→ **SOURCE EXCERPT**
|---|

April 1, 1955 | The uprising of Cyprus
Defence Redefined
Published on 01/04/2023 at 19:00

It felt like an April fool’s joke. Who could have ever imagined that a handful of Greek-Cypriots would be rising up against the once colonial empire?

It was April 1, 1955, when the Greek-Cypriots rose up against British rule, aiming to, as was proclaimed at the time, “unite” with the motherland Greece.

Their struggle ended with the “London-Zurich Agreements” (February 19, 1959) whereby Cyprus was declared an independent state. And since then, following numerous mistakes, betrayals, disputes, a civil war, a coup, junta, and the invasion of Turkey, Cyprus is still divided in two with its capital, Nicosia, remaining, for almost half a century now, the only divided capital on the planet.

|---|

Listings of elements and regions
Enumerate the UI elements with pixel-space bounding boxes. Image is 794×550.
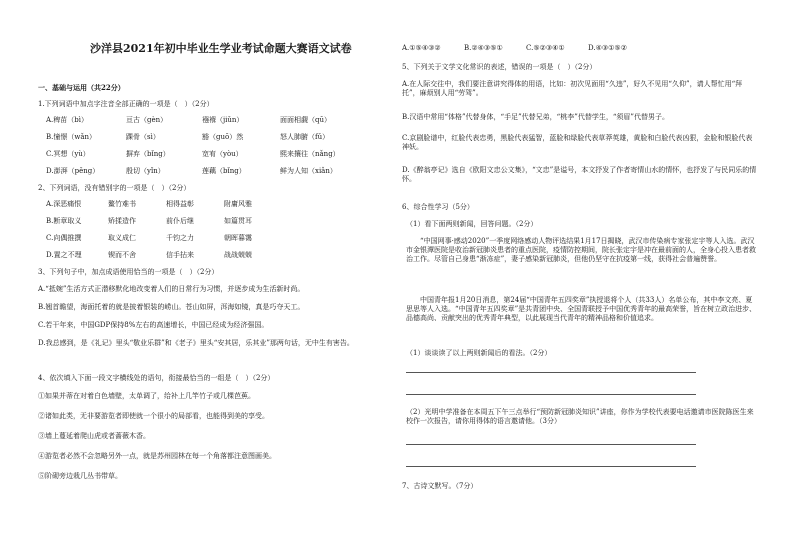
q1-option: B.憧憬（wǎn） xyxy=(46,133,97,141)
q1-option: 莲藕（bǐng） xyxy=(202,167,246,175)
q1-option: 面面相觑（qū） xyxy=(280,116,331,124)
question-6-1: （1）看下面两则新闻，回答问题。（2分） xyxy=(406,220,538,228)
q2-option: 朝晖暮霭 xyxy=(224,234,252,242)
question-2: 2、下列词语，没有错别字的一项是（ ）（2分） xyxy=(38,184,191,192)
q4-option: B.②④③⑤① xyxy=(464,44,503,52)
q4-option: A.①⑤④③② xyxy=(402,44,441,52)
question-6-2: （2）光明中学准备在本周五下午三点举行“预防新冠肺炎知识”讲座，你作为学校代表要电话邀请市医院陈医生来校作一次报告，请你用得体的语言邀请他。（3分） xyxy=(406,408,754,425)
q2-option: C.向偶推撰 xyxy=(46,234,82,242)
q2-option: 千钧之力 xyxy=(166,234,194,242)
q5-option-b: B.汉语中常用“体格”代替身体，“手足”代替兄弟，“桃李”代替学生，“须眉”代替男子。 xyxy=(402,113,669,121)
q2-option: B.断章取义 xyxy=(46,217,82,225)
q2-option: A.深恶痛恨 xyxy=(46,200,82,208)
answer-line[interactable] xyxy=(406,444,696,445)
q2-option: 相得益彰 xyxy=(166,200,194,208)
answer-line[interactable] xyxy=(406,466,696,467)
q4-sentence: ③墙上蔓延着爬山虎或者蔷薇木香。 xyxy=(38,432,150,440)
q2-option: 战战兢兢 xyxy=(224,251,252,259)
q2-option: D.置之不理 xyxy=(46,251,82,259)
q1-option: 摒弃（bǐng） xyxy=(126,150,170,158)
q1-option: 怒人肺腑（fǔ） xyxy=(280,133,330,141)
q2-option: 信手拈来 xyxy=(166,251,194,259)
question-6-1-prompt: （1）谈谈读了以上两则新闻后的看法。（2分） xyxy=(406,349,552,357)
question-7: 7、古诗文默写。（7分） xyxy=(402,482,478,490)
q5-option-d: D.《醉翁亭记》选自《欧阳文忠公文集》，“文忠”是谥号，本文抒发了作者寄情山水的情怀，也抒发了与民同乐的情怀。 xyxy=(402,166,757,183)
q2-option: 前仆后继 xyxy=(166,217,194,225)
question-3: 3、下列句子中，加点成语使用恰当的一项是（ ）（2分） xyxy=(38,268,219,276)
q1-option: 熙来攘往（nǎng） xyxy=(280,150,340,158)
q4-option: C.⑤②③④① xyxy=(526,44,565,52)
q3-option-b: B.翘首瞻望，海面托着的就是披着银装的崂山。苍山如屏，洱海如镜，真是巧夺天工。 xyxy=(38,303,305,311)
news-item-1: “中国网事·感动2020”一季度网络感动人物评选结果1月17日揭晓，武汉市传染病专家张定宇等人入选。武汉市金银潭医院是收治新冠肺炎患者的重点医院，疫情防控期间，院长张定宇是冲在最前面的人，全身心投入患者救治工作。尽管自己身患“渐冻症”，妻子感染新冠肺炎，但他仍坚守在抗疫第一线，获得社会普遍赞誉。 xyxy=(406,237,756,263)
q2-option: 矫揉造作 xyxy=(108,217,136,225)
q1-option: C.冥想（yù） xyxy=(46,150,90,158)
q5-option-c: C.京剧脸谱中，红脸代表忠勇，黑脸代表猛智，蓝脸和绿脸代表草莽英雄，黄脸和白脸代表凶狠，金脸和银脸代表神妖。 xyxy=(402,134,753,151)
q1-option: 亘古（gèn） xyxy=(126,116,168,124)
q1-option: A.稗苗（bì） xyxy=(46,116,88,124)
q1-option: 殷切（yǐn） xyxy=(126,167,165,175)
q1-option: 襁褓（jiǔn） xyxy=(202,116,244,124)
question-1: 1.下列词语中加点字注音全部正确的一项是（ ）（2分） xyxy=(38,100,214,108)
q1-option: 鲜为人知（xiǎn） xyxy=(280,167,337,175)
section-heading: 一、基础与运用（共22分） xyxy=(38,83,125,92)
q3-option-c: C.若干年来，中国GDP保持8%左右的高速增长，中国已经成为经济强国。 xyxy=(38,321,269,329)
question-4: 4、依次填入下面一段文字横线处的语句，衔接最恰当的一组是（ ）（2分） xyxy=(38,374,275,382)
q2-option: 锲而不舍 xyxy=(108,251,136,259)
q1-option: 踝骨（sì） xyxy=(126,133,160,141)
q4-sentence: ⑤阶砌旁边栽几丛书带草。 xyxy=(38,472,122,480)
question-5: 5、下列关于文学文化常识的表述，错误的一项是（ ）（2分） xyxy=(402,63,597,71)
q2-option: 如篇贯耳 xyxy=(224,217,252,225)
q2-option: 取义成仁 xyxy=(108,234,136,242)
news-item-2: 中国青年报1月20日消息，第24届“中国青年五四奖章”执授退将个人（共33人）名单公布，其中李文亮、夏思思等人入选。“中国青年五四奖章”是共青团中央、全国青联授予中国优秀青年的最高荣誉，旨在树立政治进步、品德高尚、贡献突出的优秀青年典型，以此展现当代青年的精神品格和价值追求。 xyxy=(406,296,757,322)
answer-line[interactable] xyxy=(406,394,696,395)
q2-option: 附庸风雅 xyxy=(224,200,252,208)
q1-option: 豁（guō）然 xyxy=(202,133,244,141)
answer-line[interactable] xyxy=(406,372,696,373)
q4-option: D.④③①⑤② xyxy=(588,44,627,52)
q3-option-a: A.“抵婉”生活方式正潜移默化地改变着人们的日常行为习惯，并逐步成为生活新时尚。 xyxy=(38,285,305,293)
q4-sentence: ①如果并蒂在对着白色墙壁，太单调了，给补上几竿竹子或几棵芭蕉。 xyxy=(38,392,255,400)
page-title: 沙洋县2021年初中毕业生学业考试命题大赛语文试卷 xyxy=(90,42,352,55)
q2-option: 鳌竹难书 xyxy=(108,200,136,208)
q4-sentence: ④游览者必然不会忽略另外一点，就是苏州园林在每一个角落都注意图画美。 xyxy=(38,452,276,460)
q1-option: D.澎湃（pěng） xyxy=(46,167,100,175)
q3-option-d: D.我总感到，是《礼记》里头“敬业乐群”和《老子》里头“安其居，乐其业”那两句话，无中生有害告。 xyxy=(38,339,354,347)
question-6: 6、综合性学习（5分） xyxy=(402,203,474,211)
q5-option-a: A.在人际交往中，我们要注意讲究得体的用语，比如：初次见面用“久违”，好久不见用“久仰”，请人帮忙用“拜托”，麻烦别人用“劳驾”。 xyxy=(402,80,743,97)
q1-option: 宽宥（yòu） xyxy=(202,150,243,158)
q4-sentence: ②诸如此类，无非要游览者即使就一个很小的局部看，也能得到美的享受。 xyxy=(38,412,269,420)
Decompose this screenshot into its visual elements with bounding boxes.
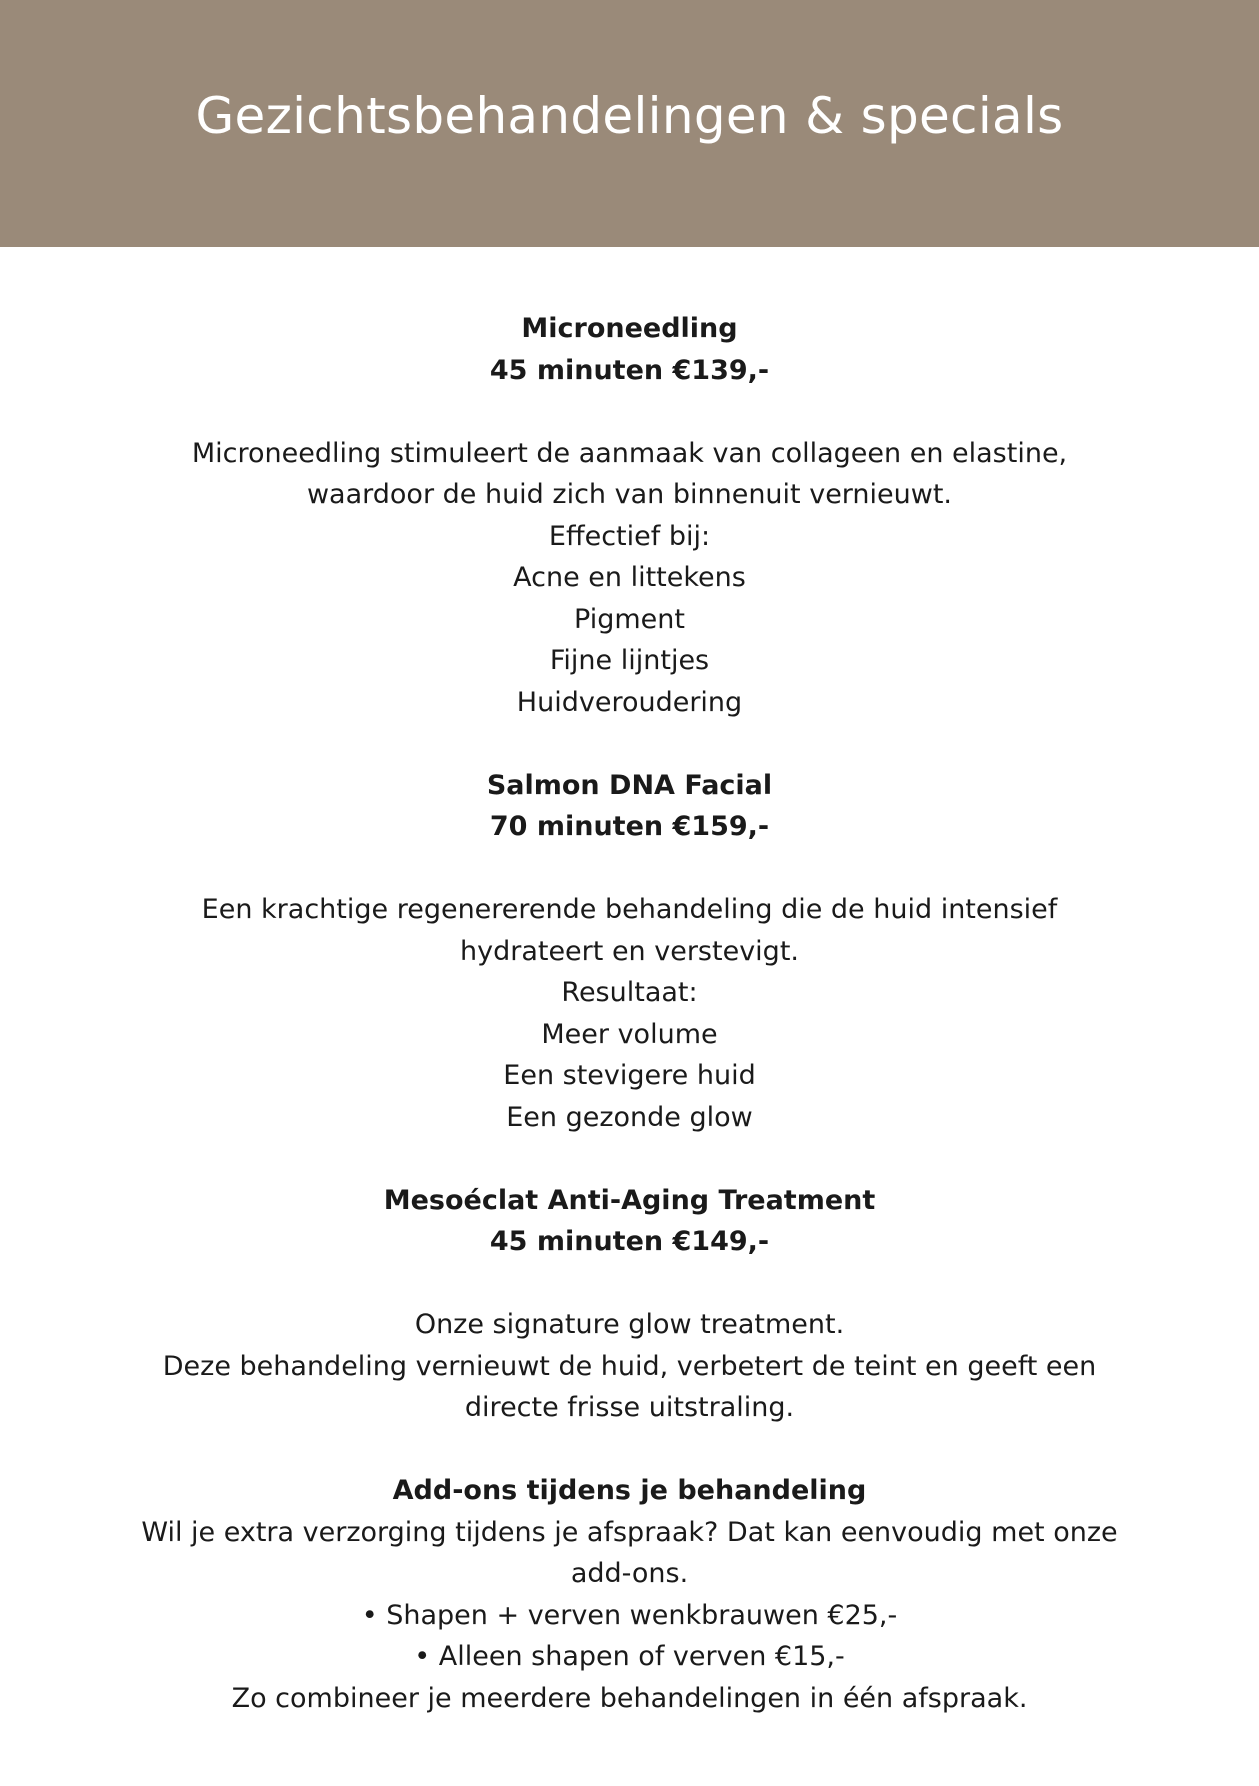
header-band [0, 0, 1259, 247]
addon-item: • Alleen shapen of verven €15,- [414, 1641, 845, 1672]
description-line: hydrateert en verstevigt. [459, 935, 799, 967]
treatments-content [0, 308, 1259, 1719]
result-heading: Resultaat: [561, 977, 698, 1008]
spacer [0, 391, 1259, 433]
treatment-mesoeclat [0, 1180, 1259, 1429]
description-line: directe frisse uitstraling. [464, 1392, 795, 1423]
treatment-duration-price: 70 minuten €159,- [489, 811, 770, 842]
spacer [0, 848, 1259, 890]
addons-intro-line: add-ons. [570, 1558, 689, 1589]
section-spacer [0, 1138, 1259, 1180]
treatment-title: Mesoéclat Anti-Aging Treatment [383, 1184, 876, 1216]
result-item: Meer volume [541, 1018, 718, 1050]
result-item: Een stevigere huid [503, 1060, 756, 1091]
section-spacer [0, 723, 1259, 765]
effect-item: Huidveroudering [516, 686, 743, 718]
effect-item: Acne en littekens [513, 562, 746, 593]
addons-closing-line: Zo combineer je meerdere behandelingen in één afspraak. [231, 1682, 1028, 1714]
description-line: waardoor de huid zich van binnenuit vernieuwt. [306, 479, 953, 510]
result-item: Een gezonde glow [506, 1101, 753, 1133]
description-line: Microneedling stimuleert de aanmaak van collageen en elastine, [191, 437, 1068, 469]
section-spacer [0, 1429, 1259, 1471]
treatment-microneedling [0, 308, 1259, 723]
effect-item: Fijne lijntjes [549, 645, 710, 676]
effect-heading: Effectief bij: [548, 520, 711, 552]
spacer [0, 1263, 1259, 1305]
addon-item: • Shapen + verven wenkbrauwen €25,- [361, 1599, 898, 1631]
treatment-salmon-dna-facial [0, 765, 1259, 1139]
treatment-duration-price: 45 minuten €149,- [489, 1226, 770, 1257]
page-title: Gezichtsbehandelingen & specials [195, 87, 1064, 145]
treatment-duration-price: 45 minuten €139,- [489, 354, 770, 386]
addons-section [0, 1470, 1259, 1719]
treatment-title: Salmon DNA Facial [486, 769, 773, 801]
description-line: Deze behandeling vernieuwt de huid, verbetert de teint en geeft een [162, 1350, 1097, 1382]
description-line: Een krachtige regenererende behandeling die de huid intensief [201, 894, 1058, 925]
treatment-title: Microneedling [521, 313, 738, 344]
addons-title: Add-ons tijdens je behandeling [392, 1475, 867, 1506]
addons-intro-line: Wil je extra verzorging tijdens je afspraak? Dat kan eenvoudig met onze [141, 1516, 1118, 1548]
description-line: Onze signature glow treatment. [414, 1309, 845, 1340]
effect-item: Pigment [574, 603, 685, 635]
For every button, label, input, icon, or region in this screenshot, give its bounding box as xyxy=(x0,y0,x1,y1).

|---|

→ **TO-DO LIST**
1 > Answer these questions using the Cyprus uprising article:
(a) On what date did the Greek-Cypriots rise up against British rule?
(b) What agreements ended their struggle, and on what date?
(c) Which city does the article call the only divided capital on the planet?
2 > Repeat word for word the passage of the Cyprus uprising article starting at "April 1, 1955 |" and ending at "on the planet.".
This data comes from a separate source unrelated to the Cyprus uprising article.

→ **ANSWERS PROVIDED**
1 >
(a) April 1, 1955
(b) The "London-Zurich Agreements," on February 19, 1959
(c) Nicosia

2 >
April 1, 1955 | The uprising of Cyprus
Defence Redefined
Published on 01/04/2023 at 19:00

It felt like an April fool’s joke. Who could have ever imagined that a handful of Greek-Cypriots would be rising up against the once colonial empire?

It was April 1, 1955, when the Greek-Cypriots rose up against British rule, aiming to, as was proclaimed at the time, “unite” with the motherland Greece.

Their struggle ended with the “London-Zurich Agreements” (February 19, 1959) whereby Cyprus was declared an independent state. And since then, following numerous mistakes, betrayals, disputes, a civil war, a coup, junta, and the invasion of Turkey, Cyprus is still divided in two with its capital, Nicosia, remaining, for almost half a century now, the only divided capital on the planet.